◆ DATA ENTRIES
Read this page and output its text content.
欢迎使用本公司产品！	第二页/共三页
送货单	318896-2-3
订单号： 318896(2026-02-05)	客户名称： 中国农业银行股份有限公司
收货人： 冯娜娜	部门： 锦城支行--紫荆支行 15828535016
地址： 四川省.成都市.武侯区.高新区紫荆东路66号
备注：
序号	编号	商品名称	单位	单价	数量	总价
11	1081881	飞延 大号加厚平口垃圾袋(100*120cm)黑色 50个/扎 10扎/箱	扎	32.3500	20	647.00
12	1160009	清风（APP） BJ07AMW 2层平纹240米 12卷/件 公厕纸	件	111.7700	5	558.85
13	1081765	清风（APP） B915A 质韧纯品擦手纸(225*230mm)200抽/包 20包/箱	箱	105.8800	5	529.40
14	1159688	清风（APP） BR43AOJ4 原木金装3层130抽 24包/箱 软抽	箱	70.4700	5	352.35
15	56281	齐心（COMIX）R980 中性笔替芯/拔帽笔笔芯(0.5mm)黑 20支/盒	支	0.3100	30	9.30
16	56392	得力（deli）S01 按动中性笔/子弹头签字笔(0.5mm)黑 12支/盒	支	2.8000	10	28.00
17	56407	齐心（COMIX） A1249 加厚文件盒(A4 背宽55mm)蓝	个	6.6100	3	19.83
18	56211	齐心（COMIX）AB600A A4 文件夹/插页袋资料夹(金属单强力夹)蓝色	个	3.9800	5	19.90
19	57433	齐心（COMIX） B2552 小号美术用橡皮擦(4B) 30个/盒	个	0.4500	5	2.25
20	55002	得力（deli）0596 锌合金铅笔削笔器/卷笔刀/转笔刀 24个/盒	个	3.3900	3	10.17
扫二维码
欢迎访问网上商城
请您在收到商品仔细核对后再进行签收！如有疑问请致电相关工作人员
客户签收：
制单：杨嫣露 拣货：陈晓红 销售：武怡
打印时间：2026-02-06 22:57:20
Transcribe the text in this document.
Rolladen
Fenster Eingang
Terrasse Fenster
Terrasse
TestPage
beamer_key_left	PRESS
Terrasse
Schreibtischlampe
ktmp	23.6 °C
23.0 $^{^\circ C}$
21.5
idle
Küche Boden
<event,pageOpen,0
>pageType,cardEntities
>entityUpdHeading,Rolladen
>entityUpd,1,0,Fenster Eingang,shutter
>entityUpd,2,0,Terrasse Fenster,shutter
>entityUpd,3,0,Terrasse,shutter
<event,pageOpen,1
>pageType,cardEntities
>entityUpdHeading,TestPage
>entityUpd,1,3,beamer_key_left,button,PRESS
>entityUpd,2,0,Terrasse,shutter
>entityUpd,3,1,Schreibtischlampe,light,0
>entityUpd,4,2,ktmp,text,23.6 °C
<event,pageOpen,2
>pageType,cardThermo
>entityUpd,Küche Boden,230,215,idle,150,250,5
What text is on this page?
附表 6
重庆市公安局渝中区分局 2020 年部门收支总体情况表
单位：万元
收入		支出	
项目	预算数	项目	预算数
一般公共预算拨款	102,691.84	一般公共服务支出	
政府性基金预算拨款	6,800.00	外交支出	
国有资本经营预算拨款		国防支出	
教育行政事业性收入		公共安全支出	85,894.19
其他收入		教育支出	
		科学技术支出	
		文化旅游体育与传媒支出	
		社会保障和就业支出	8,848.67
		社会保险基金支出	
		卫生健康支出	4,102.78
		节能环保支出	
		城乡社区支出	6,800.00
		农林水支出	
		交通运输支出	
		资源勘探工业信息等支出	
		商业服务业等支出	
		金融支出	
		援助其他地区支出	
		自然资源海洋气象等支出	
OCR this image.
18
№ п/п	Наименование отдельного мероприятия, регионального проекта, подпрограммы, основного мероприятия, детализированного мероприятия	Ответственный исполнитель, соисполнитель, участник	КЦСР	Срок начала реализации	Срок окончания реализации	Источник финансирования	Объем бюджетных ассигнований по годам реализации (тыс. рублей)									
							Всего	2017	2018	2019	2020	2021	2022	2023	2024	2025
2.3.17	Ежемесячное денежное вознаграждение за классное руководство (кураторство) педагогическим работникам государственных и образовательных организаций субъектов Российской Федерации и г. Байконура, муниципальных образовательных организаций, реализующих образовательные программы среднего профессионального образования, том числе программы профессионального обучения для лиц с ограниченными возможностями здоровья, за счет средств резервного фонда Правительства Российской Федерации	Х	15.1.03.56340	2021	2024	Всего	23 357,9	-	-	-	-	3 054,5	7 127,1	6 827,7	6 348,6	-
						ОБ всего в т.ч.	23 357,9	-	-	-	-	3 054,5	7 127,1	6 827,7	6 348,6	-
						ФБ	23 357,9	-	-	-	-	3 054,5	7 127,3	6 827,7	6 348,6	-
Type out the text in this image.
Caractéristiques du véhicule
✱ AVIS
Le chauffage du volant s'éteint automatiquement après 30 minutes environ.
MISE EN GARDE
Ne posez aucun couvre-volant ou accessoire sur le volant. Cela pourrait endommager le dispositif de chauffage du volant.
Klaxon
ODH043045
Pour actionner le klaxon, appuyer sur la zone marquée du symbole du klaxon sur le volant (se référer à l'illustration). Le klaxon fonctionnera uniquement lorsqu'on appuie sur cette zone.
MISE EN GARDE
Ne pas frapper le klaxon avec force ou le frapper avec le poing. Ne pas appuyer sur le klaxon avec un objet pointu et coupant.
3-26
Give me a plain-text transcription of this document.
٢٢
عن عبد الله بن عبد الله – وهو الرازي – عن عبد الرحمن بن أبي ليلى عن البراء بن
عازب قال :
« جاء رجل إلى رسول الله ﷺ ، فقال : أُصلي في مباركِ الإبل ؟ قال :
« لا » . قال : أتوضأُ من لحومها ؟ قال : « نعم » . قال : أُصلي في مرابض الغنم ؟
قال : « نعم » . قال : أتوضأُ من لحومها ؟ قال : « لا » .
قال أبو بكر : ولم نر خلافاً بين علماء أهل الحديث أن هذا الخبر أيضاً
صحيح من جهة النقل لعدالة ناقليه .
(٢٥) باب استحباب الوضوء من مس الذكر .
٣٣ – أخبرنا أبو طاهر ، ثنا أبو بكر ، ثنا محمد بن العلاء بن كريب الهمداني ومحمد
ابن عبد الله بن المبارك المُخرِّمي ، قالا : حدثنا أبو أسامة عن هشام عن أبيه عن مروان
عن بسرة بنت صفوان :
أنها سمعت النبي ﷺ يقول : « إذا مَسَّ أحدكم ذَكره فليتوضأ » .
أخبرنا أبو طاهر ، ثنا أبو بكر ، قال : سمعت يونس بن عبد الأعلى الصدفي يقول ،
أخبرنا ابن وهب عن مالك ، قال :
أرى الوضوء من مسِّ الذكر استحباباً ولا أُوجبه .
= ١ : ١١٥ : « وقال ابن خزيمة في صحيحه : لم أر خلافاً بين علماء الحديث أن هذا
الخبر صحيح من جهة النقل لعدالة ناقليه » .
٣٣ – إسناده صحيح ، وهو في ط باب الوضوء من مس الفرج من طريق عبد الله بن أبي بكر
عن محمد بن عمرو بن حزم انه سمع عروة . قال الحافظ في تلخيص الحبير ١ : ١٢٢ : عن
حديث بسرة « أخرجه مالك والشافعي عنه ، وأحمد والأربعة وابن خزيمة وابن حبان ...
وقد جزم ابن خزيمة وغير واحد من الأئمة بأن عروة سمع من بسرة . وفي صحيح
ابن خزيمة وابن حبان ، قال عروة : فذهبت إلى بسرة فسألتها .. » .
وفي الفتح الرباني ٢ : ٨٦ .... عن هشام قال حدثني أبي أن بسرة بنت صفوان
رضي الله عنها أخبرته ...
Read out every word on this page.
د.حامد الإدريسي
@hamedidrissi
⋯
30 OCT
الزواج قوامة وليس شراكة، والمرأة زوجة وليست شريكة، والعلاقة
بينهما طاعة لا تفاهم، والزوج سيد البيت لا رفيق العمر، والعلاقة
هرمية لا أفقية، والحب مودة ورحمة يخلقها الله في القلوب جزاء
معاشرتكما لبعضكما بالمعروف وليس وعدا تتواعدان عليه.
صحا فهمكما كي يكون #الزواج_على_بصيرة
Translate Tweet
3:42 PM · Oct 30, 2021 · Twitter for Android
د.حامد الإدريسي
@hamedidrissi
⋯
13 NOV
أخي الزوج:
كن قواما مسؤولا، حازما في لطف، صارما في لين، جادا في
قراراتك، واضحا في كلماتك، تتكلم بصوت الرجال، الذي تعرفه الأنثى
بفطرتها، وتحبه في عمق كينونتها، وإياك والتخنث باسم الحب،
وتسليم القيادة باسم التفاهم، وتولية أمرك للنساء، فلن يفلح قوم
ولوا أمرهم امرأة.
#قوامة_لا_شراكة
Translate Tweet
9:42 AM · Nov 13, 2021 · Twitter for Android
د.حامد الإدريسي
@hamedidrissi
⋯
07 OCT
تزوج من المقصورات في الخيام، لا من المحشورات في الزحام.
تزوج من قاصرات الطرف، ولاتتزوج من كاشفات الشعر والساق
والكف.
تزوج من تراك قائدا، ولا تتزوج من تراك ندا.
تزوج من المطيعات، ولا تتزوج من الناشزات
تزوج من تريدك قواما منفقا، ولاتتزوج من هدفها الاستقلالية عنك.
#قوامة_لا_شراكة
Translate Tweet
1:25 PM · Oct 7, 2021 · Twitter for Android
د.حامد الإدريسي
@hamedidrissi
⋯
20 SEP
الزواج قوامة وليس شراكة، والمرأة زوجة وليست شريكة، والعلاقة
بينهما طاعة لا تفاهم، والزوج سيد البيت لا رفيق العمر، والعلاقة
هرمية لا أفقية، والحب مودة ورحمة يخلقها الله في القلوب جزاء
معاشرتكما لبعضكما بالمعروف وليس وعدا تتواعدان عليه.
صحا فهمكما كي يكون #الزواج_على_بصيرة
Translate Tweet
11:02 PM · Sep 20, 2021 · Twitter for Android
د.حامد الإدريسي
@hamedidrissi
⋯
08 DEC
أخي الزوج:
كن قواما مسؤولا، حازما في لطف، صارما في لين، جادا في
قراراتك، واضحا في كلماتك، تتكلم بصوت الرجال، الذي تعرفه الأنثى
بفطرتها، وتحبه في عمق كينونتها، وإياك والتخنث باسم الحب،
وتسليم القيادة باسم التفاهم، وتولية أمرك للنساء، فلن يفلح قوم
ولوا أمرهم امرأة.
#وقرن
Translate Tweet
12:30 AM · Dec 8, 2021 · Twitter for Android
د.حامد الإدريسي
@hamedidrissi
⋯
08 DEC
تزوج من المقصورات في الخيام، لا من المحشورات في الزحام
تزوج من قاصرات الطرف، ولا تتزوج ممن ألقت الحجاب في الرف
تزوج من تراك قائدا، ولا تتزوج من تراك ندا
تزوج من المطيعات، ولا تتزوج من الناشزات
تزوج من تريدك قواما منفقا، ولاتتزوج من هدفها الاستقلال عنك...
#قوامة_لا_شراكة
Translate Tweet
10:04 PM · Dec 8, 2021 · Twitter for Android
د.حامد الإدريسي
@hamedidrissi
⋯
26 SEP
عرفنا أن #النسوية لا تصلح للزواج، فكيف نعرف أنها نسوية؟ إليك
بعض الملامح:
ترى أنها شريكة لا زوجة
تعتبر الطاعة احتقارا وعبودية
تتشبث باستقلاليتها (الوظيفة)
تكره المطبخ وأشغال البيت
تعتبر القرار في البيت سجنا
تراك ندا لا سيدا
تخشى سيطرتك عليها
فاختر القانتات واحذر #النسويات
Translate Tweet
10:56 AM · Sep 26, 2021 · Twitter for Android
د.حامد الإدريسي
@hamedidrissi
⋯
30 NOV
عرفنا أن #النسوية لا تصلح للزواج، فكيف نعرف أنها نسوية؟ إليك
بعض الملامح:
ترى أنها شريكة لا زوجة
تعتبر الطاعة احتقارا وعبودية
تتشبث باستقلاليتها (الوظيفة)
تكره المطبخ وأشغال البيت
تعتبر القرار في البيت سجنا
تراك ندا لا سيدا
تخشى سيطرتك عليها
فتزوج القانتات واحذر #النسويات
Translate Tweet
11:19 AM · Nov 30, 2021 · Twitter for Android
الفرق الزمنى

◆ YOUR TASK
Pick out all the lines with the word "Boden" in them and copy them.

◆ TASK RESULT
Küche Boden
>entityUpd,Küche Boden,230,215,idle,150,250,5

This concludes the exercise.